How many of the lines below contain "circle"? Answer with that number alone.
════════════════
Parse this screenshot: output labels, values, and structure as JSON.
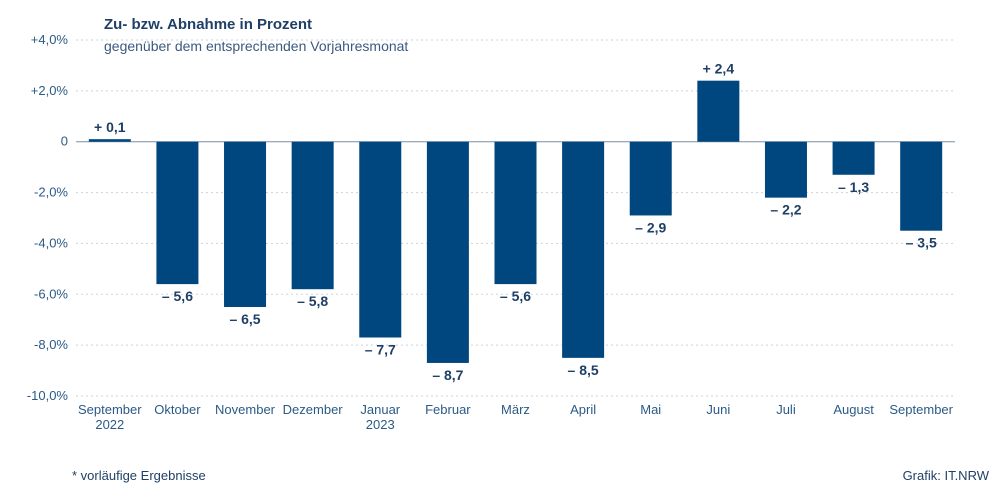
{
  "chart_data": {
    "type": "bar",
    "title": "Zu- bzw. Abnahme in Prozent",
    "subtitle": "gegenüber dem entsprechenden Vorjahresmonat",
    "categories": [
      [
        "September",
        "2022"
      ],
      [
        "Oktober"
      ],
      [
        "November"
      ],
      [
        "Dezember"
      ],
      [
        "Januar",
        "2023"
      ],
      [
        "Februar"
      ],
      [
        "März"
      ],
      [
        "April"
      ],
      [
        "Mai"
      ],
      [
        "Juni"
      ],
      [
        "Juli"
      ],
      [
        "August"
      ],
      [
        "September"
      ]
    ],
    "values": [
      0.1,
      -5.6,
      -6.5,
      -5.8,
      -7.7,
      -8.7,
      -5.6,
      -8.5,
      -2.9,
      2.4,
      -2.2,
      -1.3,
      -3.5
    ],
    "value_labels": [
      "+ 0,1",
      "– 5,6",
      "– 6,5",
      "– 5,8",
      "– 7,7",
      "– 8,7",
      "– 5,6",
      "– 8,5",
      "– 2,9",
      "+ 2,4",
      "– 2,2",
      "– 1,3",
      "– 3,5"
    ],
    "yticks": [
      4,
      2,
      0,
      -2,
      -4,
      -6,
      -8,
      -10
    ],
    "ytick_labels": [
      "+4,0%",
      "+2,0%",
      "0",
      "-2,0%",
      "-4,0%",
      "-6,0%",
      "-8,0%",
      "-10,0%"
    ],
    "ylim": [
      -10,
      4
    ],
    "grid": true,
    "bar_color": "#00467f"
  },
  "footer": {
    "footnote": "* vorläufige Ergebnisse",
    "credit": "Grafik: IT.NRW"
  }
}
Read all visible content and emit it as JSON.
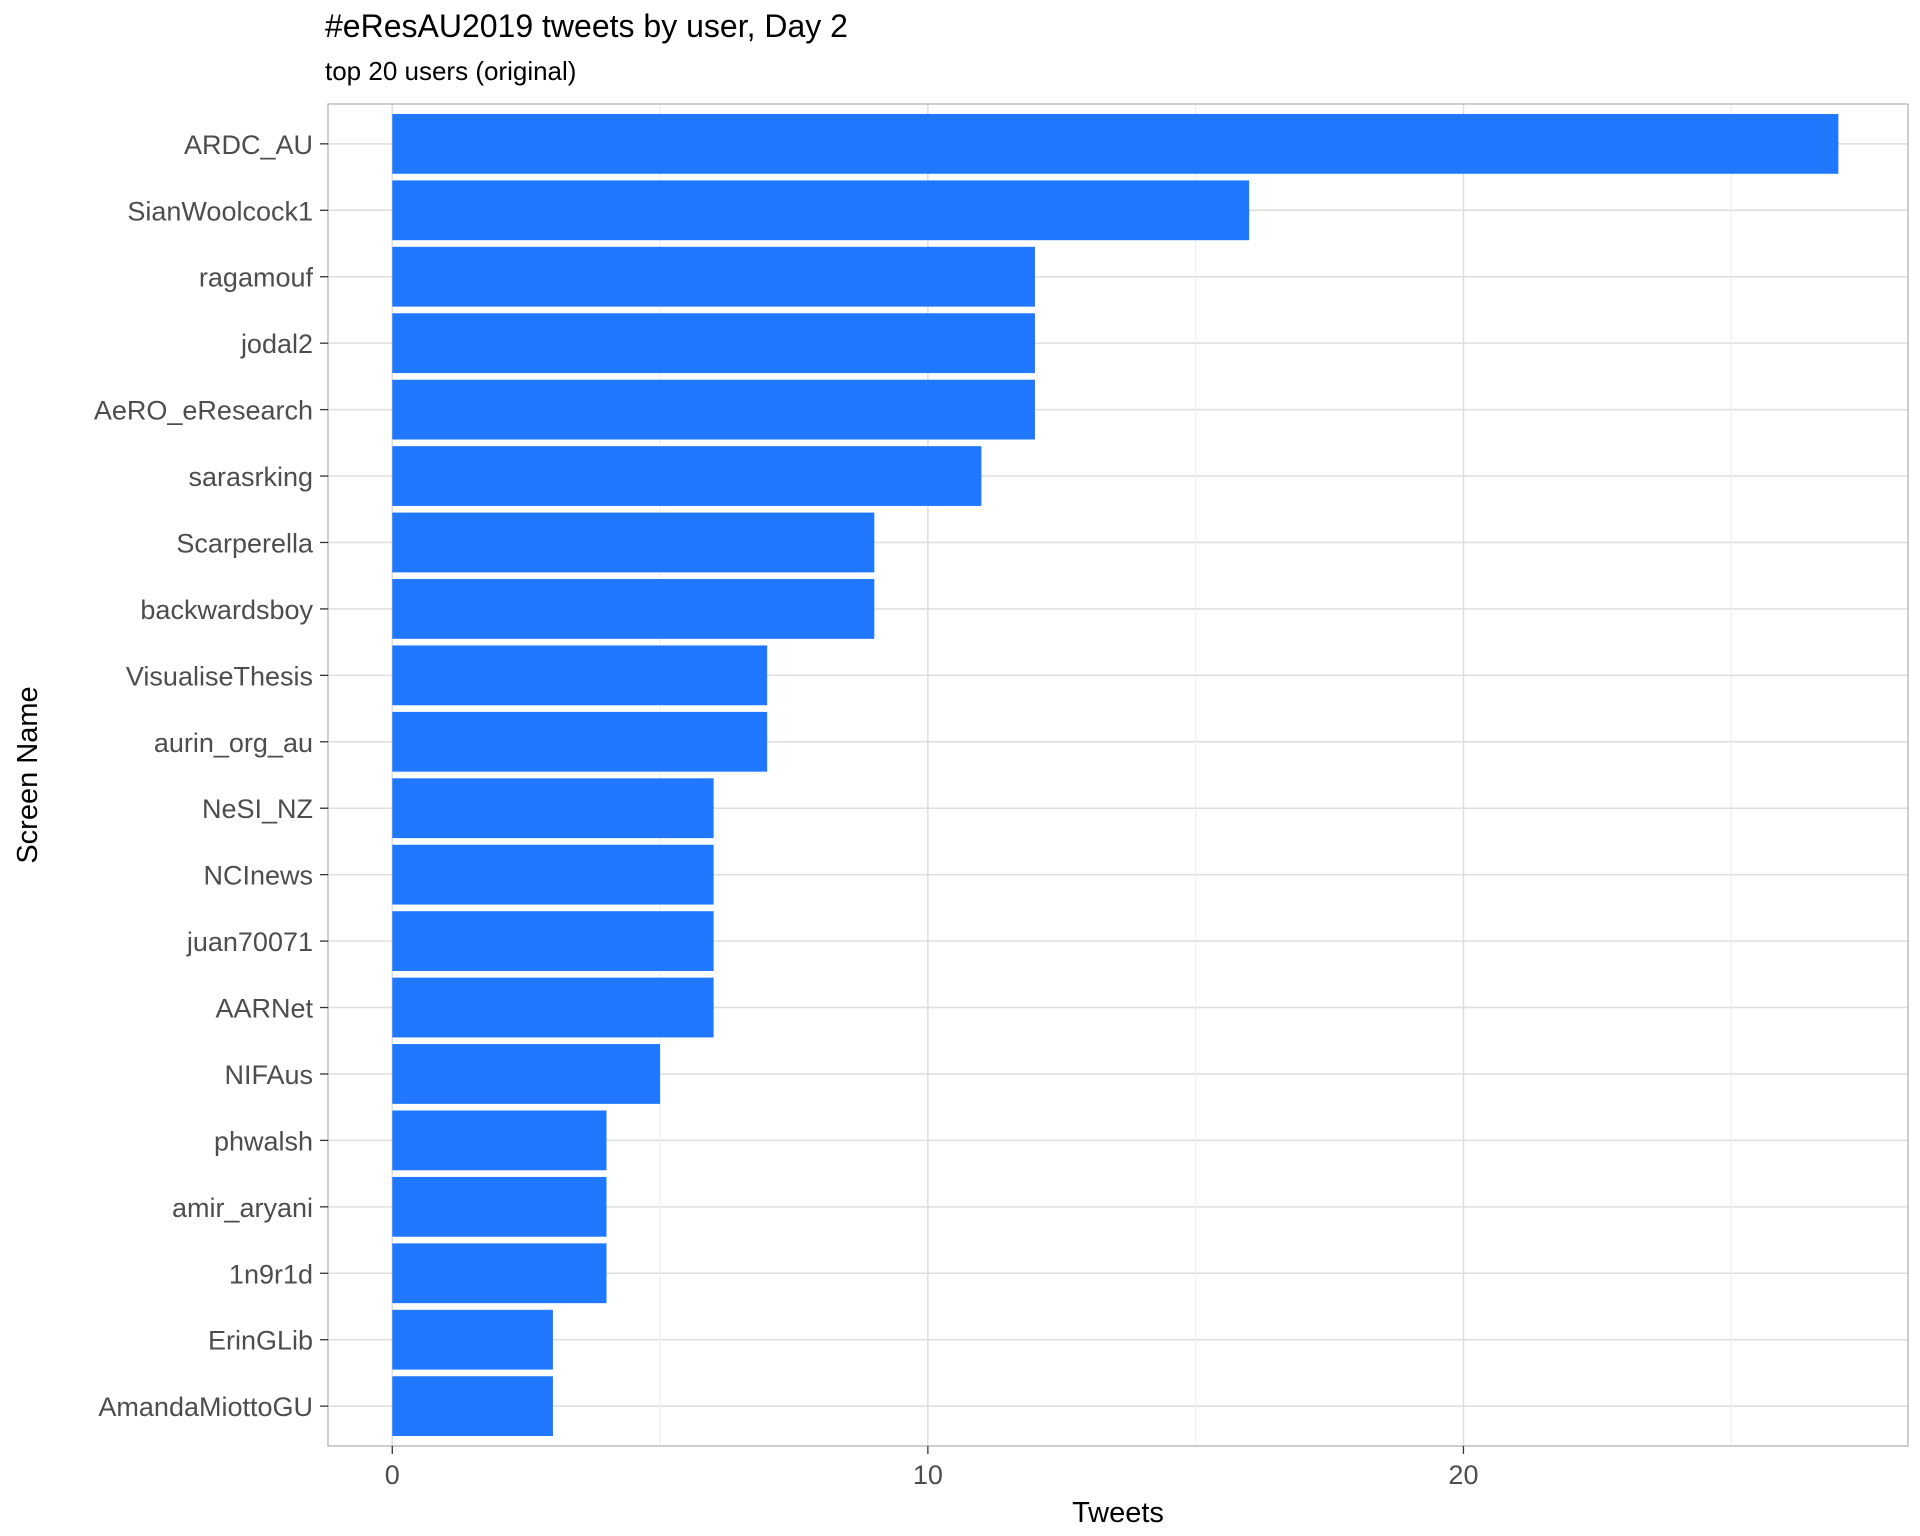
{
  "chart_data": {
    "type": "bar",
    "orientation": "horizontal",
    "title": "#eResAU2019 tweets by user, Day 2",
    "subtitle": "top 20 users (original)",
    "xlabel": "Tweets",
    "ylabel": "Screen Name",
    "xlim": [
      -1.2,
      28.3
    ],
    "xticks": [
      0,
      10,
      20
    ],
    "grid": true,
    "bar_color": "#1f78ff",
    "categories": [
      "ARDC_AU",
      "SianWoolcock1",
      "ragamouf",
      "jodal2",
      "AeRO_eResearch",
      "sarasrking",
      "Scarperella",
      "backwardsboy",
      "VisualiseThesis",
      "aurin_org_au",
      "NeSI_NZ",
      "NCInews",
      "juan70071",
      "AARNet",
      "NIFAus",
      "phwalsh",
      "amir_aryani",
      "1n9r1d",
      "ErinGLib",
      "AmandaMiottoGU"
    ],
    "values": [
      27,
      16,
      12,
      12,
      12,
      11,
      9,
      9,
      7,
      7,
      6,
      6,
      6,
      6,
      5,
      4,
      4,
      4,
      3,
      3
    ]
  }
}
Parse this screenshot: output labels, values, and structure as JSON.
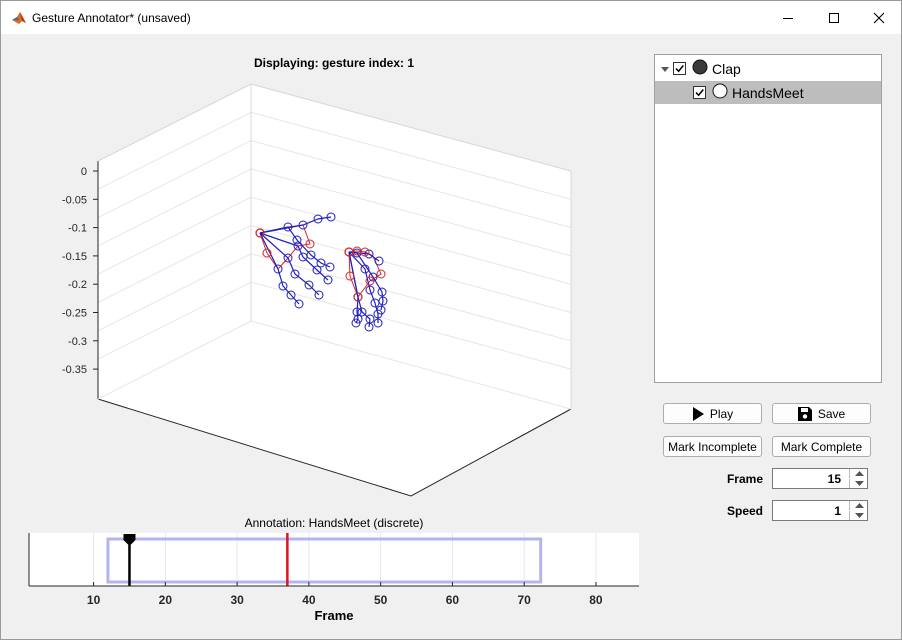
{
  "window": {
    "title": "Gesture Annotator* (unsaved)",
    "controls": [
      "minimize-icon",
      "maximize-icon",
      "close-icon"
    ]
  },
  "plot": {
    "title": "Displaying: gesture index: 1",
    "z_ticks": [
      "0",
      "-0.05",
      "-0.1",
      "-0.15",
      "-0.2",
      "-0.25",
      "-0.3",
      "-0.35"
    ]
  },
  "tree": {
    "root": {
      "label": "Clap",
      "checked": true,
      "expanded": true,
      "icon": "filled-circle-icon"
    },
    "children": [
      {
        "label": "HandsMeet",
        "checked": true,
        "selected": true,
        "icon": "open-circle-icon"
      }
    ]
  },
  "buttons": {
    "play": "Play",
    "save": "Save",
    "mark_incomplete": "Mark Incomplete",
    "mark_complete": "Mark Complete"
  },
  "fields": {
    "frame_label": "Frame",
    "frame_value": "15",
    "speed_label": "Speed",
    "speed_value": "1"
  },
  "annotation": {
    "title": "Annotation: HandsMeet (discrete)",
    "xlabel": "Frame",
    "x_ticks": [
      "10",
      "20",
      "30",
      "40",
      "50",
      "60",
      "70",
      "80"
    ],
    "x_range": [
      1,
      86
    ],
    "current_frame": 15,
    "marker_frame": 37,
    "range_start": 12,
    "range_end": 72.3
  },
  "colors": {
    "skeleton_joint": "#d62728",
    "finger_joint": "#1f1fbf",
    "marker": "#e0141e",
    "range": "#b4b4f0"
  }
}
════════════════
RESULT: 2